(Dataset records)

[Start]

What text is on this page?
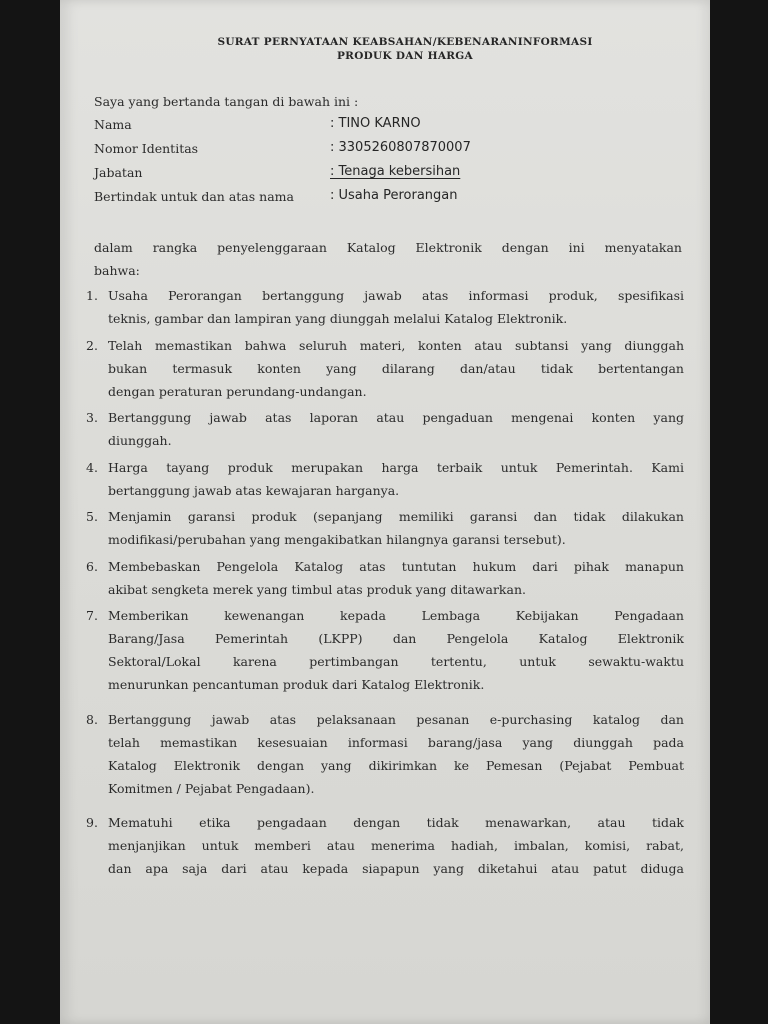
SURAT PERNYATAAN KEABSAHAN/KEBENARANINFORMASI
PRODUK DAN HARGA
Saya yang bertanda tangan di bawah ini :
Nama	: TINO KARNO
Nomor Identitas	: 3305260807870007
Jabatan	: Tenaga kebersihan
Bertindak untuk dan atas nama	: Usaha Perorangan
dalam rangka penyelenggaraan Katalog Elektronik dengan ini menyatakan
bahwa:
1. Usaha Perorangan bertanggung jawab atas informasi produk, spesifikasi
teknis, gambar dan lampiran yang diunggah melalui Katalog Elektronik.
2. Telah memastikan bahwa seluruh materi, konten atau subtansi yang diunggah
bukan termasuk konten yang dilarang dan/atau tidak bertentangan
dengan peraturan perundang-undangan.
3. Bertanggung jawab atas laporan atau pengaduan mengenai konten yang
diunggah.
4. Harga tayang produk merupakan harga terbaik untuk Pemerintah. Kami
bertanggung jawab atas kewajaran harganya.
5. Menjamin garansi produk (sepanjang memiliki garansi dan tidak dilakukan
modifikasi/perubahan yang mengakibatkan hilangnya garansi tersebut).
6. Membebaskan Pengelola Katalog atas tuntutan hukum dari pihak manapun
akibat sengketa merek yang timbul atas produk yang ditawarkan.
7. Memberikan kewenangan kepada Lembaga Kebijakan Pengadaan
Barang/Jasa Pemerintah (LKPP) dan Pengelola Katalog Elektronik
Sektoral/Lokal karena pertimbangan tertentu, untuk sewaktu-waktu
menurunkan pencantuman produk dari Katalog Elektronik.
8. Bertanggung jawab atas pelaksanaan pesanan e-purchasing katalog dan
telah memastikan kesesuaian informasi barang/jasa yang diunggah pada
Katalog Elektronik dengan yang dikirimkan ke Pemesan (Pejabat Pembuat
Komitmen / Pejabat Pengadaan).
9. Mematuhi etika pengadaan dengan tidak menawarkan, atau tidak
menjanjikan untuk memberi atau menerima hadiah, imbalan, komisi, rabat,
dan apa saja dari atau kepada siapapun yang diketahui atau patut diduga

[End]

Search the listing above for the string "bahwa". Copy every line that contains it.

bahwa:
2. Telah memastikan bahwa seluruh materi, konten atau subtansi yang diunggah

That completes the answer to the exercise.